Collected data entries

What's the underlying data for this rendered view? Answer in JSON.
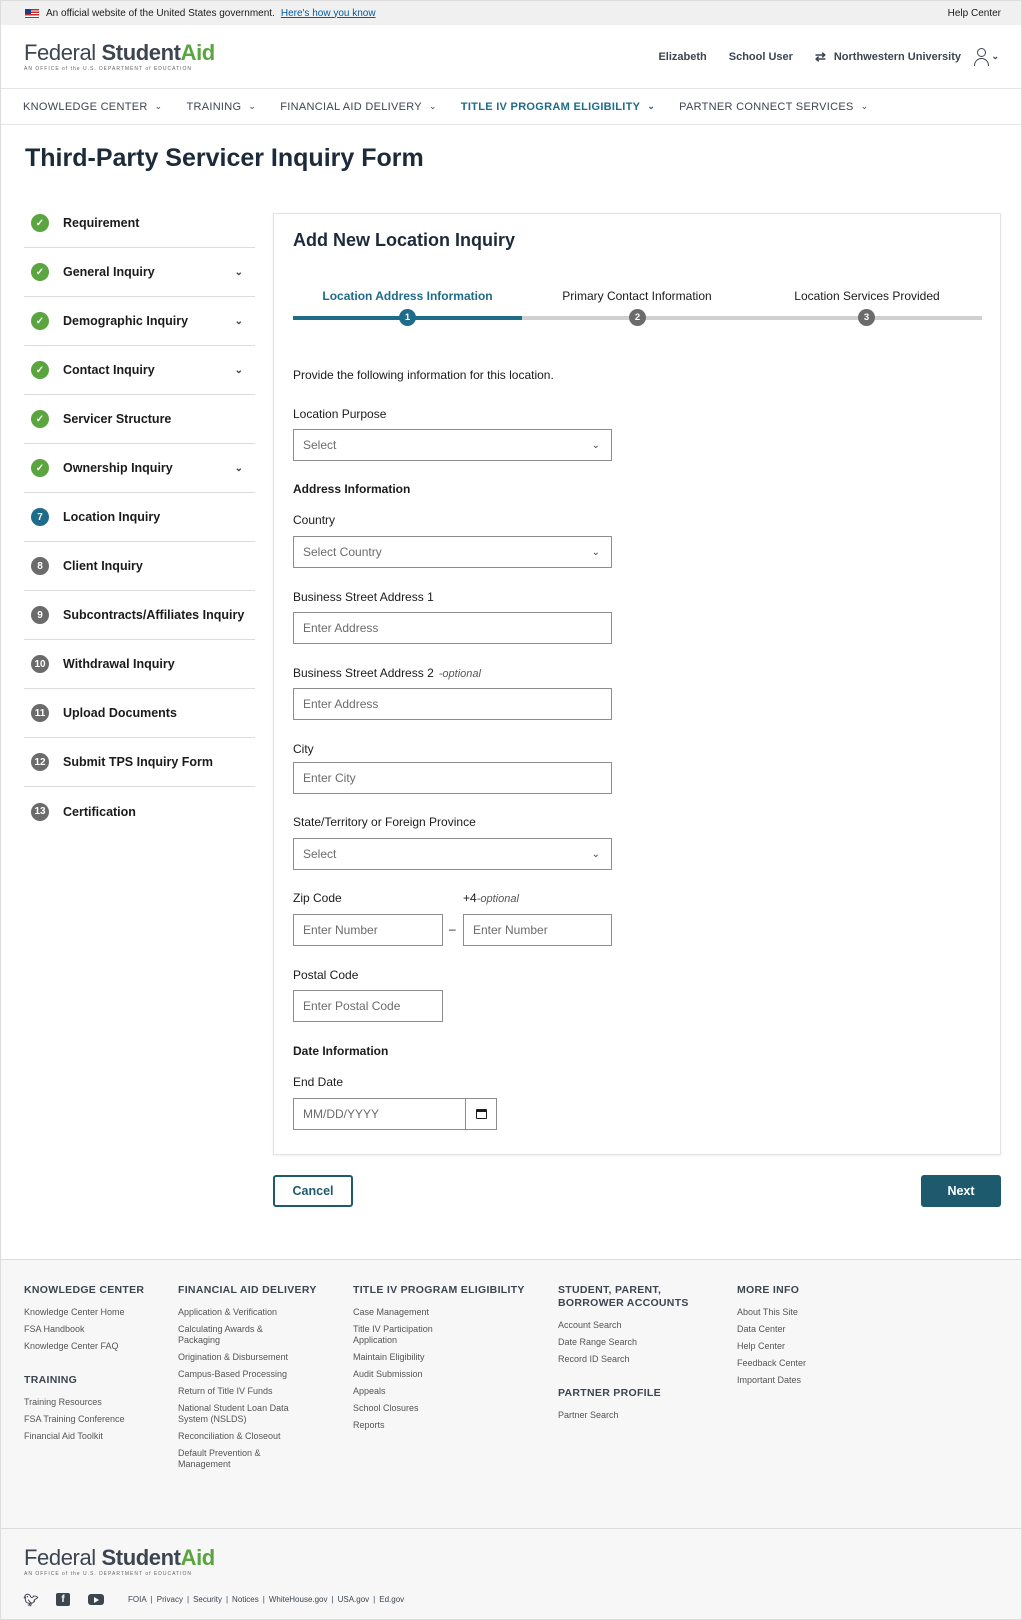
{
  "gov_banner": {
    "text": "An official website of the United States government.",
    "link": "Here's how you know",
    "help": "Help Center"
  },
  "header": {
    "logo_federal": "Federal ",
    "logo_student": "Student",
    "logo_aid": "Aid",
    "logo_tagline": "AN OFFICE of the U.S. DEPARTMENT of EDUCATION",
    "user_name": "Elizabeth",
    "user_role": "School User",
    "school": "Northwestern University"
  },
  "nav": [
    {
      "label": "KNOWLEDGE CENTER"
    },
    {
      "label": "TRAINING"
    },
    {
      "label": "FINANCIAL AID DELIVERY"
    },
    {
      "label": "TITLE IV PROGRAM ELIGIBILITY"
    },
    {
      "label": "PARTNER CONNECT SERVICES"
    }
  ],
  "page_title": "Third-Party Servicer Inquiry Form",
  "steps": [
    {
      "label": "Requirement",
      "badge": "✓",
      "state": "done",
      "expand": false
    },
    {
      "label": "General Inquiry",
      "badge": "✓",
      "state": "done",
      "expand": true
    },
    {
      "label": "Demographic Inquiry",
      "badge": "✓",
      "state": "done",
      "expand": true
    },
    {
      "label": "Contact Inquiry",
      "badge": "✓",
      "state": "done",
      "expand": true
    },
    {
      "label": "Servicer Structure",
      "badge": "✓",
      "state": "done",
      "expand": false
    },
    {
      "label": "Ownership Inquiry",
      "badge": "✓",
      "state": "done",
      "expand": true
    },
    {
      "label": "Location Inquiry",
      "badge": "7",
      "state": "current",
      "expand": false
    },
    {
      "label": "Client Inquiry",
      "badge": "8",
      "state": "todo",
      "expand": false
    },
    {
      "label": "Subcontracts/Affiliates Inquiry",
      "badge": "9",
      "state": "todo",
      "expand": false
    },
    {
      "label": "Withdrawal Inquiry",
      "badge": "10",
      "state": "todo",
      "expand": false
    },
    {
      "label": "Upload Documents",
      "badge": "11",
      "state": "todo",
      "expand": false
    },
    {
      "label": "Submit TPS Inquiry Form",
      "badge": "12",
      "state": "todo",
      "expand": false
    },
    {
      "label": "Certification",
      "badge": "13",
      "state": "todo",
      "expand": false
    }
  ],
  "form": {
    "title": "Add New Location Inquiry",
    "progress": [
      {
        "label": "Location Address Information",
        "num": "1"
      },
      {
        "label": "Primary Contact Information",
        "num": "2"
      },
      {
        "label": "Location Services Provided",
        "num": "3"
      }
    ],
    "intro": "Provide the following information for this location.",
    "location_purpose_label": "Location Purpose",
    "location_purpose_value": "Select",
    "address_section": "Address Information",
    "country_label": "Country",
    "country_value": "Select Country",
    "street1_label": "Business Street Address 1",
    "street1_placeholder": "Enter Address",
    "street2_label": "Business Street Address 2",
    "optional": "-optional",
    "street2_placeholder": "Enter Address",
    "city_label": "City",
    "city_placeholder": "Enter City",
    "state_label": "State/Territory or Foreign Province",
    "state_value": "Select",
    "zip_label": "Zip Code",
    "plus4_label": "+4",
    "zip_placeholder": "Enter Number",
    "plus4_placeholder": "Enter Number",
    "zip_dash": "–",
    "postal_label": "Postal Code",
    "postal_placeholder": "Enter Postal Code",
    "date_section": "Date Information",
    "end_date_label": "End Date",
    "end_date_placeholder": "MM/DD/YYYY"
  },
  "buttons": {
    "cancel": "Cancel",
    "next": "Next"
  },
  "footer": {
    "knowledge_center": {
      "heading": "KNOWLEDGE CENTER",
      "links": [
        "Knowledge Center Home",
        "FSA Handbook",
        "Knowledge Center FAQ"
      ]
    },
    "training": {
      "heading": "TRAINING",
      "links": [
        "Training Resources",
        "FSA Training Conference",
        "Financial Aid Toolkit"
      ]
    },
    "financial_aid_delivery": {
      "heading": "FINANCIAL AID DELIVERY",
      "links": [
        "Application & Verification",
        "Calculating Awards & Packaging",
        "Origination & Disbursement",
        "Campus-Based Processing",
        "Return of Title IV Funds",
        "National Student Loan Data System (NSLDS)",
        "Reconciliation & Closeout",
        "Default Prevention & Management"
      ]
    },
    "title_iv": {
      "heading": "TITLE IV PROGRAM ELIGIBILITY",
      "links": [
        "Case Management",
        "Title IV Participation Application",
        "Maintain Eligibility",
        "Audit Submission",
        "Appeals",
        "School Closures",
        "Reports"
      ]
    },
    "accounts": {
      "heading": "STUDENT, PARENT, BORROWER ACCOUNTS",
      "links": [
        "Account Search",
        "Date Range Search",
        "Record ID Search"
      ]
    },
    "partner_profile": {
      "heading": "PARTNER PROFILE",
      "links": [
        "Partner Search"
      ]
    },
    "more_info": {
      "heading": "MORE INFO",
      "links": [
        "About This Site",
        "Data Center",
        "Help Center",
        "Feedback Center",
        "Important Dates"
      ]
    },
    "bottom_links": [
      "FOIA",
      "Privacy",
      "Security",
      "Notices",
      "WhiteHouse.gov",
      "USA.gov",
      "Ed.gov"
    ]
  }
}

Task prompt ▸
Filter for "Number". Return all lines that hold it.

Output for this exercise ▸
    "zip_placeholder": "Enter Number",
    "plus4_placeholder": "Enter Number",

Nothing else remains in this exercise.